太平洋戦争の硫黄島戦の総司令官栗林中将の評伝。
硫黄島戦は米軍が経験した最悪の戦場と今でもいわれており、中将は米軍から最も手ごわい相手の一人として評価されている日本軍の陸将である。

制海権も制空権もなく、それゆえ補給がおぼつかない絶海の孤島の戦地。そんな戦場にあっても決戦を好み、失敗すれば万歳と叫びつつ玉砕しようという指揮官が日本軍には多かった。
しかし中将は、長大な地下壕を掘るなど周到な事前準備を行って持久に持ち込み、ゲリラとなっても決して降伏せず一日でも長く、一人でも多くの敵兵を殺せと命じた異色の将軍であった。

狭く、文字通り逃げ場がなかった硫黄島は、日本軍兵士にとって生還が全く期待できない戦場だった。

• 演習データ:
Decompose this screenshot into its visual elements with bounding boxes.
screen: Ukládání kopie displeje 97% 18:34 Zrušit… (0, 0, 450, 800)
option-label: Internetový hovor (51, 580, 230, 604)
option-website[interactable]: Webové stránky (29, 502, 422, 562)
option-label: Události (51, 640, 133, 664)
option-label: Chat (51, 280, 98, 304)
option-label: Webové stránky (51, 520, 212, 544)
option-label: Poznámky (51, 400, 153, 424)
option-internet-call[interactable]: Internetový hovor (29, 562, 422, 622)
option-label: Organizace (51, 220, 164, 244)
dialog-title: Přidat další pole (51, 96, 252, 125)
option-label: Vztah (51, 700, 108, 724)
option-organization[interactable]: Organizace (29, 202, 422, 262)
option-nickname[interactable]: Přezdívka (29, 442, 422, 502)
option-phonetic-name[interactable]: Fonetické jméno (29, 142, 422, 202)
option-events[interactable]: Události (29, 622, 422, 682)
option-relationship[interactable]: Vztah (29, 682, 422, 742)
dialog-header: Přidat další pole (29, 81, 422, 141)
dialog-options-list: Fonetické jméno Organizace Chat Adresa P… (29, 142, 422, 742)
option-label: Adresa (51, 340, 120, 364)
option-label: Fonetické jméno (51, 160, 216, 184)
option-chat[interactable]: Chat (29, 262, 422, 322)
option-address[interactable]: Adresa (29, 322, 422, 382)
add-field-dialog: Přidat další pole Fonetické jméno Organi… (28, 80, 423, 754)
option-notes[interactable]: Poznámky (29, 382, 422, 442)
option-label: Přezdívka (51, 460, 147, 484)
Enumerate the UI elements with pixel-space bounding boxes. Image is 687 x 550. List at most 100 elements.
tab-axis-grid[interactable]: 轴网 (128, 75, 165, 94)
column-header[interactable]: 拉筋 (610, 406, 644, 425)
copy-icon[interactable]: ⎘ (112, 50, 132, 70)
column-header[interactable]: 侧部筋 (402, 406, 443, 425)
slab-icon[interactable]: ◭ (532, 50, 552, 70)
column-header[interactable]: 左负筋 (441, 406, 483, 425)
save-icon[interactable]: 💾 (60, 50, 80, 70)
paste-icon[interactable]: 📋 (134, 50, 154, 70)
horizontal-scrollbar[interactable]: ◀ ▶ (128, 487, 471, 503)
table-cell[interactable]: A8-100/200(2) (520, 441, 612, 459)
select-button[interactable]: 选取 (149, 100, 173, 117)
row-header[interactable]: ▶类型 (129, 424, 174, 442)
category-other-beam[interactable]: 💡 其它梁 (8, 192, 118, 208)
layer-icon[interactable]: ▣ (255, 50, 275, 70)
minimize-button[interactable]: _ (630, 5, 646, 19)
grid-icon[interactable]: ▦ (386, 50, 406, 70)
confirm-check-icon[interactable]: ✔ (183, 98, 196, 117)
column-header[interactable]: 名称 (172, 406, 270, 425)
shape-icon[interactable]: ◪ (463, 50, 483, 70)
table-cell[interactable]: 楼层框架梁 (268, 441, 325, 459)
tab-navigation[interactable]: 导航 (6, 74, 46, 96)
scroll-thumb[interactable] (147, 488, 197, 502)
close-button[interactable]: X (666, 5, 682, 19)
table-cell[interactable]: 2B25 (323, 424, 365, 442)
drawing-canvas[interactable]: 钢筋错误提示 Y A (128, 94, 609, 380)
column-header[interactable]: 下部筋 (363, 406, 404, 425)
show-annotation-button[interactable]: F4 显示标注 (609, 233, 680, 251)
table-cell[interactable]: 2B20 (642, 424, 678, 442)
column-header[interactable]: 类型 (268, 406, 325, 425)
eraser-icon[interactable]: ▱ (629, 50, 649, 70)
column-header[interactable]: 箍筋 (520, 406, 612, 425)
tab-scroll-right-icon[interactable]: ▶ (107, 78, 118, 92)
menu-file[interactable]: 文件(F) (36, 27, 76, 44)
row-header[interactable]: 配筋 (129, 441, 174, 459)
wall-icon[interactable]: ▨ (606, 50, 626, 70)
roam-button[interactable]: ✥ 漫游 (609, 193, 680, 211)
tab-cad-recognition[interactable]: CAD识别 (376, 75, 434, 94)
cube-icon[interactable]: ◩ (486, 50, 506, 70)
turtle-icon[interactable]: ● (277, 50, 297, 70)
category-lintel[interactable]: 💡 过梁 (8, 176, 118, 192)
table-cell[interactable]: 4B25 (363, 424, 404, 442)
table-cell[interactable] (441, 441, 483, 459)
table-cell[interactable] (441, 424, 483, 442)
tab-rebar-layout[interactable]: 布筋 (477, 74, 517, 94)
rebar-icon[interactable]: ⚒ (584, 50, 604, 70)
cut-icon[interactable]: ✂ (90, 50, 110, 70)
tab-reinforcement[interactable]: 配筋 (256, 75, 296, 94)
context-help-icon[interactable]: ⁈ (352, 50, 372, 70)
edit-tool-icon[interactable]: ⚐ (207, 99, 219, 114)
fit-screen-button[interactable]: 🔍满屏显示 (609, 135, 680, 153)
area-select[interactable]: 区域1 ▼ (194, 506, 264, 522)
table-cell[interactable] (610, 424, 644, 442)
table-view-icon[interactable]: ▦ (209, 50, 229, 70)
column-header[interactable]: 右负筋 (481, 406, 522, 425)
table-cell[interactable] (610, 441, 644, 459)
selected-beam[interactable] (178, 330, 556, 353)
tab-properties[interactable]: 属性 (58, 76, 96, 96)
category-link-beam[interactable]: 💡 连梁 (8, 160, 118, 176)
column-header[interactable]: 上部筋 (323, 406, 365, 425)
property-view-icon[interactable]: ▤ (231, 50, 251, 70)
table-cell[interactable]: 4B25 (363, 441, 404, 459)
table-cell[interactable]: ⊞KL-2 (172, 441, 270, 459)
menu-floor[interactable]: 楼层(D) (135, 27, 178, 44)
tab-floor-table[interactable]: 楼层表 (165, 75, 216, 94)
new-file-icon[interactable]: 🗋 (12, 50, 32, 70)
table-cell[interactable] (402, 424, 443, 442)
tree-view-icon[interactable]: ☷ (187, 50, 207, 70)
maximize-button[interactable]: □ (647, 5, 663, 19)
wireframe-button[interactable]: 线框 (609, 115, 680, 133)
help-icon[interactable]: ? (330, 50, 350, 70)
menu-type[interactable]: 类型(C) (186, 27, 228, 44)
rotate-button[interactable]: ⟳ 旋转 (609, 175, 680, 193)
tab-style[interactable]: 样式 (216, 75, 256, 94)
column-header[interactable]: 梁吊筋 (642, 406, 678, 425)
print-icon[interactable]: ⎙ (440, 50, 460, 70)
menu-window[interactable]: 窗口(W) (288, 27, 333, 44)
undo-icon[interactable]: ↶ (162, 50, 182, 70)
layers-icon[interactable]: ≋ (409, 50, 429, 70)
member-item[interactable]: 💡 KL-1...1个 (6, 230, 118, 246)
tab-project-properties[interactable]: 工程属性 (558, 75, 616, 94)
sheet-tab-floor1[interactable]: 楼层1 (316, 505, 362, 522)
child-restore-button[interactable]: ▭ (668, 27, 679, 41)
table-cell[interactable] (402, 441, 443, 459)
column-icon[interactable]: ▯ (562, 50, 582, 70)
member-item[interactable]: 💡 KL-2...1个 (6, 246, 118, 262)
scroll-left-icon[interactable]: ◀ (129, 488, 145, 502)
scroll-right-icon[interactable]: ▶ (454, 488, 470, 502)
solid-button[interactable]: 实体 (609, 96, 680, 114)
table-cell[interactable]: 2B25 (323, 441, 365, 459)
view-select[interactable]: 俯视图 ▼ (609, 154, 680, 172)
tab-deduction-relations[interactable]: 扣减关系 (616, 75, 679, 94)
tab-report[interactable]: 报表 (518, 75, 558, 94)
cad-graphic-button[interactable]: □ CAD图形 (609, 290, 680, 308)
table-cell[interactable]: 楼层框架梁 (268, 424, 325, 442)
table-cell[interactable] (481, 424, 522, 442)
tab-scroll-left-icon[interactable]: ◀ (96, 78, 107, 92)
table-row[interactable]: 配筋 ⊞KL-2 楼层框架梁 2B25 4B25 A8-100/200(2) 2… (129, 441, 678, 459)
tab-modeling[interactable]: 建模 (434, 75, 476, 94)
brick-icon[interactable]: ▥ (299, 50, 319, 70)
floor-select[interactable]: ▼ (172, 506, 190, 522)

• やること: 硫黄島戦の栗林中将を紹介する文章を、最後の一文の後から書き継ぐこと。

• 課題の結果:
そんな絶望の地で地熱にあぶられ有毒ガスが満ちる地下壕で満足な水分の補給もできないまま長期に渡って持久戦を戦えと命じる指揮官いうのは、徒手空拳で突撃して玉砕せよという無能な指揮官より、兵士にとってはむしろ過酷であったとも言える。
私は、硫黄島戦を描いた戦記をいくつか読んでいたので、中将は冷徹で鋼の意志をもった合理主義的な軍人だというイメージを持っていた。

この本では、戦闘の描写はかなり少ない。その分、中将の人柄を描くことに多くのページが割かれている。
そこで描かれる人物像は私が持っていたいイメージとは正反対。家族への愛情はこまやかでありながらぶ厚く、家族への手紙からは軍人とは思えない繊細を感じさせられた。
家族のみならず、配下の兵士に対する配慮も十分だった。小笠原で指揮を取ることも可能だったが、あえて最初から死が約束された硫黄島に司令部を置き、地下壕を掘る兵士たちを頻繁に巡回して自ら士気を鼓舞したという。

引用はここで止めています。